EXTRAIT CHOISI:
________

Voici le bel article qui nous a décidés sans hésiter à choisir le livre :

LA DUCHESSE DE GUERMANTES AU GOULAG

Certains livres sont beaucoup plus grands qu'eux-mêmes - infiniment plus, en tout cas, que les pages censées les contenir. Ceux-là, bien après qu'on les a fermés, se déploient dans l'esprit du lecteur comme des substances radioactives. De leurs mots, des situations ou des pensées qu'ils décrivent, naissent toute une série d'images qui forment un autre livre caché, parallèle au premier. Un ouvrage étrange, discontinu, mais transportable partout, même où l'on va sans bagages - dans un camp de prisonniers, par exemple.

________

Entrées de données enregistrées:
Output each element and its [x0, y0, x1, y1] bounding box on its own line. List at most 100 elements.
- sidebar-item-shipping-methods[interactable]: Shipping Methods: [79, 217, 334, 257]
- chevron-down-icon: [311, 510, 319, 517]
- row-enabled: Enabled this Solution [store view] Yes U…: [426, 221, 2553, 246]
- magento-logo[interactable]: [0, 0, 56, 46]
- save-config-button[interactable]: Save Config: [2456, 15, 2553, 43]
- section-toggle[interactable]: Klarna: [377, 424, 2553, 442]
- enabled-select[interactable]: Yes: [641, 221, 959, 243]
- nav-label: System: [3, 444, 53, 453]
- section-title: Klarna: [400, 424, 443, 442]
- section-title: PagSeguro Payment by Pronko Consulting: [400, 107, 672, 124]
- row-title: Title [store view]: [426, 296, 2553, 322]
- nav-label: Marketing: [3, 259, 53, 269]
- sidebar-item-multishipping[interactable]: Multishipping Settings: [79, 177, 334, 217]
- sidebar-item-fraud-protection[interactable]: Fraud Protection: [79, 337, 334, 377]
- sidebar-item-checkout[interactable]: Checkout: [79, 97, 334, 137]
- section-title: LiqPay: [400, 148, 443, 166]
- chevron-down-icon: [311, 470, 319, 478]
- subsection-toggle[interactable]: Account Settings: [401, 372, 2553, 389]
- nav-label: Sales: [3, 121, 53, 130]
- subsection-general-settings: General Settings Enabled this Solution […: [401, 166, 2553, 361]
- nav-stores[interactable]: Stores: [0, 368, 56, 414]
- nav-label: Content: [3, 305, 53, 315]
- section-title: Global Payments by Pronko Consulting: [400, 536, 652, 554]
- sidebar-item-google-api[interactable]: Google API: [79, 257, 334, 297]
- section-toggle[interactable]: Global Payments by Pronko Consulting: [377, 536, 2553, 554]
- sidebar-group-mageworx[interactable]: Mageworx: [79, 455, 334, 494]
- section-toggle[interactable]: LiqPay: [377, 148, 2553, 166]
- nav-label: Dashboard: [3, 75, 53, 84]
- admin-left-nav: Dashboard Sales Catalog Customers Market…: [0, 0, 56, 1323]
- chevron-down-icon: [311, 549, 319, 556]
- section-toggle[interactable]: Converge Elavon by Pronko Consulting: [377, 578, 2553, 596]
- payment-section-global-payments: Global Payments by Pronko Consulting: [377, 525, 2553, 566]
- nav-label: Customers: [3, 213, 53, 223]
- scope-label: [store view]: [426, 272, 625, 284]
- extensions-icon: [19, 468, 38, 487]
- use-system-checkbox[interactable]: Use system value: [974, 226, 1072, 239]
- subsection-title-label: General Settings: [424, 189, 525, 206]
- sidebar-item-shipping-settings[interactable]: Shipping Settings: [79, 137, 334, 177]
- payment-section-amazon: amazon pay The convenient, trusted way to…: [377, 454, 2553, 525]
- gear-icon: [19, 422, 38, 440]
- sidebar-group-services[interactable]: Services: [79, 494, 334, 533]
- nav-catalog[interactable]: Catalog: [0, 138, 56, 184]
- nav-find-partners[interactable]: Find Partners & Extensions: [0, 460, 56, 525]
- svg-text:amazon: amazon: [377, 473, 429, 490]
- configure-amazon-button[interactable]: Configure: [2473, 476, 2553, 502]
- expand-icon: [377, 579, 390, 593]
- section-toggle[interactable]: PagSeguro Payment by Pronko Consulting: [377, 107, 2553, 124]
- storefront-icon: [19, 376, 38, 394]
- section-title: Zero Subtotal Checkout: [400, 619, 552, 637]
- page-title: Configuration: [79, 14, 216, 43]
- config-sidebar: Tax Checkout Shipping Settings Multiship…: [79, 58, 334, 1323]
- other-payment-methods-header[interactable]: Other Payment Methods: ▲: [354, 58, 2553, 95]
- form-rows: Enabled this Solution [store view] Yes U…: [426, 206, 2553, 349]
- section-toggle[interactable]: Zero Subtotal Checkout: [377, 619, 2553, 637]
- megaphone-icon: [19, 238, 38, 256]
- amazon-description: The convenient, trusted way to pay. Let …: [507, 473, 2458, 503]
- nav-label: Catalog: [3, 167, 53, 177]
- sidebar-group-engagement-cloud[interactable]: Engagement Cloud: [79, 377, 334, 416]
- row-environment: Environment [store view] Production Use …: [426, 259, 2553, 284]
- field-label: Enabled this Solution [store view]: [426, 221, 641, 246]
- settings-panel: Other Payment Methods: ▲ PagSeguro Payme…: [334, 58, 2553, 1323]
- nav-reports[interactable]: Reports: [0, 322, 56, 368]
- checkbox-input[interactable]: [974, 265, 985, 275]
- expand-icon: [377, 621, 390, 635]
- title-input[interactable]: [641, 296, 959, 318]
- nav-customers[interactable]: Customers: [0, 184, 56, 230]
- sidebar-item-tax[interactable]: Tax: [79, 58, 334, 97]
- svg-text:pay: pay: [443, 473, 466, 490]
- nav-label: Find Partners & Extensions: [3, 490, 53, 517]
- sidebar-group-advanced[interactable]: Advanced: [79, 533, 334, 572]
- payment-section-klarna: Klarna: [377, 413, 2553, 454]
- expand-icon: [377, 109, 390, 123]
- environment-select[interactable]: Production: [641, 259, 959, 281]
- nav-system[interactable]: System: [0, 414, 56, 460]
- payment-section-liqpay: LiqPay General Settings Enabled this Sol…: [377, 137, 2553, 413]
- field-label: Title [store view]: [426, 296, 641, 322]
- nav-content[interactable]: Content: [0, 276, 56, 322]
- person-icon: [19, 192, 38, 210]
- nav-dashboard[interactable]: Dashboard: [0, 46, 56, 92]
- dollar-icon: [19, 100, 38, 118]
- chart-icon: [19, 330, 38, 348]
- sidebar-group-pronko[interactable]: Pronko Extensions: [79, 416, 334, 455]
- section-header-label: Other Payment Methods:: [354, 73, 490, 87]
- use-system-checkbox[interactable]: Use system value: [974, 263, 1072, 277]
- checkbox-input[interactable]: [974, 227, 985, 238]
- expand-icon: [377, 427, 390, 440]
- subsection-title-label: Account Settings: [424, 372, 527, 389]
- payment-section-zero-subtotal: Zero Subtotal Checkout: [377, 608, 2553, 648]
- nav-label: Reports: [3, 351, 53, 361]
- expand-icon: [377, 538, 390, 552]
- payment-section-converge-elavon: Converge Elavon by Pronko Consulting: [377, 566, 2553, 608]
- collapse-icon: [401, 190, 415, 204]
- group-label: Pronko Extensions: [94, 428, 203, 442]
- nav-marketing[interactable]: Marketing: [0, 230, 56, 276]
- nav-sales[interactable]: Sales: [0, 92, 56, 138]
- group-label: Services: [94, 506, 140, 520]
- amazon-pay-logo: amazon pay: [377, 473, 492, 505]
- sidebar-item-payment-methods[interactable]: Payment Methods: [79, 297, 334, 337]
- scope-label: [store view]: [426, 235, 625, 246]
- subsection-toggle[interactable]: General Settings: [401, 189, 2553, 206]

________

TRAVAIL À FAIRE:
1 – Recopiez tel quel, dans l'extrait, tout ce qui va de « Certains livres sont » jusqu'à « prisonniers, par exemple. ».
2 – D'après l'extrait, à quoi sont comparés les livres qui se déploient dans l'esprit du lecteur bien après qu'on les a fermés ?
Appuyez-vous uniquement sur l'extrait.

RÉPONSES:
1 –
Certains livres sont beaucoup plus grands qu'eux-mêmes - infiniment plus, en tout cas, que les pages censées les contenir. Ceux-là, bien après qu'on les a fermés, se déploient dans l'esprit du lecteur comme des substances radioactives. De leurs mots, des situations ou des pensées qu'ils décrivent, naissent toute une série d'images qui forment un autre livre caché, parallèle au premier. Un ouvrage étrange, discontinu, mais transportable partout, même où l'on va sans bagages - dans un camp de prisonniers, par exemple.

2 – À des substances radioactives.